Task to complete:
Pull out every line below containing the word "especial".

Stored records:
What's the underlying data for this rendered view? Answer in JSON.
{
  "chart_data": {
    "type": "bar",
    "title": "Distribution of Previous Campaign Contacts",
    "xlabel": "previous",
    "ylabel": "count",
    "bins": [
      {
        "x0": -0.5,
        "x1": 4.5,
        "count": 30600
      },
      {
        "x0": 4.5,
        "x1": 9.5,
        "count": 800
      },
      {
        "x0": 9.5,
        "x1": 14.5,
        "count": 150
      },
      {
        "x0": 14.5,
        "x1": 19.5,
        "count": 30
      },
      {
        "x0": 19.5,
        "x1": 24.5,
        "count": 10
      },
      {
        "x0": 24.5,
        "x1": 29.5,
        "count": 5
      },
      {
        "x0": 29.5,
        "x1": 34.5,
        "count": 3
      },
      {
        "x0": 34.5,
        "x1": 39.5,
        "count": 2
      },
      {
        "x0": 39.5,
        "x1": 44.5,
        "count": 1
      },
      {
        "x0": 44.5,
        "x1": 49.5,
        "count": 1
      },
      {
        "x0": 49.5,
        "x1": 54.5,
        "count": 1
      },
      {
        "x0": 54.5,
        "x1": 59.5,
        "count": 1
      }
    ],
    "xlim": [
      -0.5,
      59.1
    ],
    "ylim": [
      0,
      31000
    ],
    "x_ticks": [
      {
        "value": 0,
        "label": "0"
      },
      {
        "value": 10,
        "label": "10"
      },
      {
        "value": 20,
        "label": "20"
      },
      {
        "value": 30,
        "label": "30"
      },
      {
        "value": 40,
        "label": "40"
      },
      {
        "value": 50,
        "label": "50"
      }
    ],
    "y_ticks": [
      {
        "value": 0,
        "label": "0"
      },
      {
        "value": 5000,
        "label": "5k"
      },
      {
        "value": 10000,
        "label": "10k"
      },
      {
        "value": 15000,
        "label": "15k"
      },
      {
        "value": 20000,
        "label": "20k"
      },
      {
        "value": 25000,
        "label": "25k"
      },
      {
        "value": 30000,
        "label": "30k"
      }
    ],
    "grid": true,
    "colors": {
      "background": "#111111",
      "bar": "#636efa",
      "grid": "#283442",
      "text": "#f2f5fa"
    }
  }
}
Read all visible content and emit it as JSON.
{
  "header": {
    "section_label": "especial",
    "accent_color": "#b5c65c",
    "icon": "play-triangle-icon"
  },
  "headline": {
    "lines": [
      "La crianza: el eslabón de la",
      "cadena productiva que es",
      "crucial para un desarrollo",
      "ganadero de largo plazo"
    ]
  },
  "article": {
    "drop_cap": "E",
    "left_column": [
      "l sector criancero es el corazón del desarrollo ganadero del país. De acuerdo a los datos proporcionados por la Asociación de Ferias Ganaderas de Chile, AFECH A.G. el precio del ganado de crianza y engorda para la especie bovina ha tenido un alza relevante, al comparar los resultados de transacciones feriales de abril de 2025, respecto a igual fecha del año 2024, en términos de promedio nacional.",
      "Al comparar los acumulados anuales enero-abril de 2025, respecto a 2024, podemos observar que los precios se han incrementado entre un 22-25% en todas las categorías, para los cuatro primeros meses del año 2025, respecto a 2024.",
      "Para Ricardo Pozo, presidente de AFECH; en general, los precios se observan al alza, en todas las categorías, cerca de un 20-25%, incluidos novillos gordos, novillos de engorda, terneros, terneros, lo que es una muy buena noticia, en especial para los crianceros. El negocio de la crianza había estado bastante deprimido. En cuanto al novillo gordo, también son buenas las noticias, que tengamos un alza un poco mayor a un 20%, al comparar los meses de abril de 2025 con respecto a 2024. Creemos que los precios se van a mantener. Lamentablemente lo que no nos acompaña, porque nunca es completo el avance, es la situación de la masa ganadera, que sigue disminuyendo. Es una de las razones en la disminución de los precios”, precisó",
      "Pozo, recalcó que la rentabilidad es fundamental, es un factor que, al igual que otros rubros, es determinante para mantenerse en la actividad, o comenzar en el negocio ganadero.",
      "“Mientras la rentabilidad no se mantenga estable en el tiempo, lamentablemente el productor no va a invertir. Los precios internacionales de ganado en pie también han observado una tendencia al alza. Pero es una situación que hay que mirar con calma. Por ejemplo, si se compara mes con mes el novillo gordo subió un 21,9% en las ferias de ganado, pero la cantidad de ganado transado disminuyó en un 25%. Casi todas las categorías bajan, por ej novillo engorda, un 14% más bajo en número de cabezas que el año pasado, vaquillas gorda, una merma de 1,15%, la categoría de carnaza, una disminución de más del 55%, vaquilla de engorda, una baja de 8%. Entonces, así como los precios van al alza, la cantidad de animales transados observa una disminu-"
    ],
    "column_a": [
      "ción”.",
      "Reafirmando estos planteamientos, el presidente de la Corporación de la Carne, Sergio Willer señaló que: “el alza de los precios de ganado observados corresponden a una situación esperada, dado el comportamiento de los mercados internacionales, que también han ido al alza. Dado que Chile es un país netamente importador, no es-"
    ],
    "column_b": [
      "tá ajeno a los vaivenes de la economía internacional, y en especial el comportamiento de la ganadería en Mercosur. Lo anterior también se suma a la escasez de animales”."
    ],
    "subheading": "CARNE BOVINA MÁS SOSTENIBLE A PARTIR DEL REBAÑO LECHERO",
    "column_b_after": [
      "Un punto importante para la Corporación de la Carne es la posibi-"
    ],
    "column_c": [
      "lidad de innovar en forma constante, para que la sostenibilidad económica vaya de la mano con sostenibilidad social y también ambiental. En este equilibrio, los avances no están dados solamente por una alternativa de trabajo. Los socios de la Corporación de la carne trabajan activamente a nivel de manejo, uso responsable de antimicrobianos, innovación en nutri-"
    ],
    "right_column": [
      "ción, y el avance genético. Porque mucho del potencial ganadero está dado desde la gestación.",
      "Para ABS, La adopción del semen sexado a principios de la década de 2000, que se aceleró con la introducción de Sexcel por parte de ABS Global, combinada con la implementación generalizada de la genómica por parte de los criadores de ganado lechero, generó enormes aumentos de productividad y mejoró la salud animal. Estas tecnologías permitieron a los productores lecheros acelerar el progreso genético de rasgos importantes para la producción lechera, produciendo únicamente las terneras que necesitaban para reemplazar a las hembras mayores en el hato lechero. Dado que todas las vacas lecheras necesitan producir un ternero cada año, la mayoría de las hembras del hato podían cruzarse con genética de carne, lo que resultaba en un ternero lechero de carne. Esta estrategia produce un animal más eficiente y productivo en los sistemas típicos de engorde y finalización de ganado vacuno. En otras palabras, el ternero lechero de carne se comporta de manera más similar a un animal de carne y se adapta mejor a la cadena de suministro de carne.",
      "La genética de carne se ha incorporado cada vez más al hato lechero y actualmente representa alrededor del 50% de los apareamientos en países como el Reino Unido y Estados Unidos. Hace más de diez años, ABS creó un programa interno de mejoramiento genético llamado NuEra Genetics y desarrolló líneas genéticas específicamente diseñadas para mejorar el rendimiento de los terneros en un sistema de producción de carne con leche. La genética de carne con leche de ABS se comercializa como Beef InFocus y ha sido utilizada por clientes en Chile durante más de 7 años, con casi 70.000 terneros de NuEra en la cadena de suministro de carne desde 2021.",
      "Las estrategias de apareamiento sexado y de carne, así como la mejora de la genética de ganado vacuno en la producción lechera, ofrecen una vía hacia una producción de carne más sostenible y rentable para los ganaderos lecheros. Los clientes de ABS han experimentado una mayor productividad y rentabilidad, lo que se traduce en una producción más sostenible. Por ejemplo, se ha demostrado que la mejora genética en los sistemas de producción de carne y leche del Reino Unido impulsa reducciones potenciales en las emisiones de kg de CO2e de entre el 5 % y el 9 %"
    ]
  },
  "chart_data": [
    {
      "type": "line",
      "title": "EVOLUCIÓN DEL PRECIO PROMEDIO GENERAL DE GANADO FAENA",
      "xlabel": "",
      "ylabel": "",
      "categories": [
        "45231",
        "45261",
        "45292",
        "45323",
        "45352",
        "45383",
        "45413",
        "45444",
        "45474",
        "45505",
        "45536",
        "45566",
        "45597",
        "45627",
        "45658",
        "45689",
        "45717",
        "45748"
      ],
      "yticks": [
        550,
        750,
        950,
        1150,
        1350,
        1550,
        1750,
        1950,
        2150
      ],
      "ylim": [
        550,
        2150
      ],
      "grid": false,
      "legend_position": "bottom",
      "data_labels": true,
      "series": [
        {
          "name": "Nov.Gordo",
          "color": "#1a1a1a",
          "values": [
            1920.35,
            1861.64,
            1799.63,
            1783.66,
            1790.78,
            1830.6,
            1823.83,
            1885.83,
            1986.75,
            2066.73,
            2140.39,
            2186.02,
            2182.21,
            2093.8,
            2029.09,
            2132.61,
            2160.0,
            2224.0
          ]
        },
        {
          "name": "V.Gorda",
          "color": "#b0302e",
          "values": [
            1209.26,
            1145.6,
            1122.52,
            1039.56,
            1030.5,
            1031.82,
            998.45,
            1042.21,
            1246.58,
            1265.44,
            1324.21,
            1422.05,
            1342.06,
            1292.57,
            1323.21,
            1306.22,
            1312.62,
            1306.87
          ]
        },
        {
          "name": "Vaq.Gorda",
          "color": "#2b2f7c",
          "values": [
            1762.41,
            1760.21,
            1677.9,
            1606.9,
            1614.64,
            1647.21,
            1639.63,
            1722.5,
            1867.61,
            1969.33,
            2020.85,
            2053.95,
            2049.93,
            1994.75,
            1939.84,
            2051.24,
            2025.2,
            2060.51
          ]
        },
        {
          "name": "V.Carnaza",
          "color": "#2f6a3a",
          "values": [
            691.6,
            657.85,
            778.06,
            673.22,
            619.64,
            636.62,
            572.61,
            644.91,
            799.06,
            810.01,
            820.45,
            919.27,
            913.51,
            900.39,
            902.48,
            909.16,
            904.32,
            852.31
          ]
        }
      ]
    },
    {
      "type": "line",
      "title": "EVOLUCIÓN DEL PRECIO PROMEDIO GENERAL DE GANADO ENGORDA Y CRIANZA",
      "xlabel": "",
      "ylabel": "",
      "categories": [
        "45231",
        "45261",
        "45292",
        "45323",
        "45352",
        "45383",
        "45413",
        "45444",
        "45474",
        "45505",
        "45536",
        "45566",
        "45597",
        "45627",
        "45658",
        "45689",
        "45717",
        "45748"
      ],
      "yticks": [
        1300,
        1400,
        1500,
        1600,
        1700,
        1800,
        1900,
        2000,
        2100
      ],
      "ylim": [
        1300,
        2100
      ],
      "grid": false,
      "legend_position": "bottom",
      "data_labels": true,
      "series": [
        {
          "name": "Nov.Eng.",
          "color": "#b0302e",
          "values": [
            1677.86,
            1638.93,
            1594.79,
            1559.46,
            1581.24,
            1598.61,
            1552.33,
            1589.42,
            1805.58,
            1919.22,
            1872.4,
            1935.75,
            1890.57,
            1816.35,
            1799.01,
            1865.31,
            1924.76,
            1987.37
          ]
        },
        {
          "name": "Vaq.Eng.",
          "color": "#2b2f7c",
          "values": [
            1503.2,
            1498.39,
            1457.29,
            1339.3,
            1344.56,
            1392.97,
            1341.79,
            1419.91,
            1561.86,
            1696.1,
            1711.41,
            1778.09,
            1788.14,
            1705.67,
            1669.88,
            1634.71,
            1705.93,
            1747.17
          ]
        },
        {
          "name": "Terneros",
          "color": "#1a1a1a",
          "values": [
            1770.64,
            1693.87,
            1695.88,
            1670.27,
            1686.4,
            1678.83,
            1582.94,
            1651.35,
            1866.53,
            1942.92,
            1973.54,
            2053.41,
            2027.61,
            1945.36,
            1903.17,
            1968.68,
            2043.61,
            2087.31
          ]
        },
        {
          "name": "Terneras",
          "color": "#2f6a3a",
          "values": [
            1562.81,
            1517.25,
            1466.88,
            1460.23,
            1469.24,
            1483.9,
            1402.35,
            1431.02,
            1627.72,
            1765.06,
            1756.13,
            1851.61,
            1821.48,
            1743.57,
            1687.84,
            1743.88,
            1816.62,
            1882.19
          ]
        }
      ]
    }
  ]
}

Task result:
    "section_label": "especial",
      "Para Ricardo Pozo, presidente de AFECH; en general, los precios se observan al alza, en todas las categorías, cerca de un 20-25%, incluidos novillos gordos, novillos de engorda, terneros, terneros, lo que es una muy buena noticia, en especial para los crianceros. El negocio de la crianza había estado bastante deprimido. En cuanto al novillo gordo, también son buenas las noticias, que tengamos un alza un poco mayor a un 20%, al comparar los meses de abril de 2025 con respecto a 2024. Creemos que los precios se van a mantener. Lamentablemente lo que no nos acompaña, porque nunca es completo el avance, es la situación de la masa ganadera, que sigue disminuyendo. Es una de las razones en la disminución de los precios”, precisó",
      "tá ajeno a los vaivenes de la economía internacional, y en especial el comportamiento de la ganadería en Mercosur. Lo anterior también se suma a la escasez de animales”."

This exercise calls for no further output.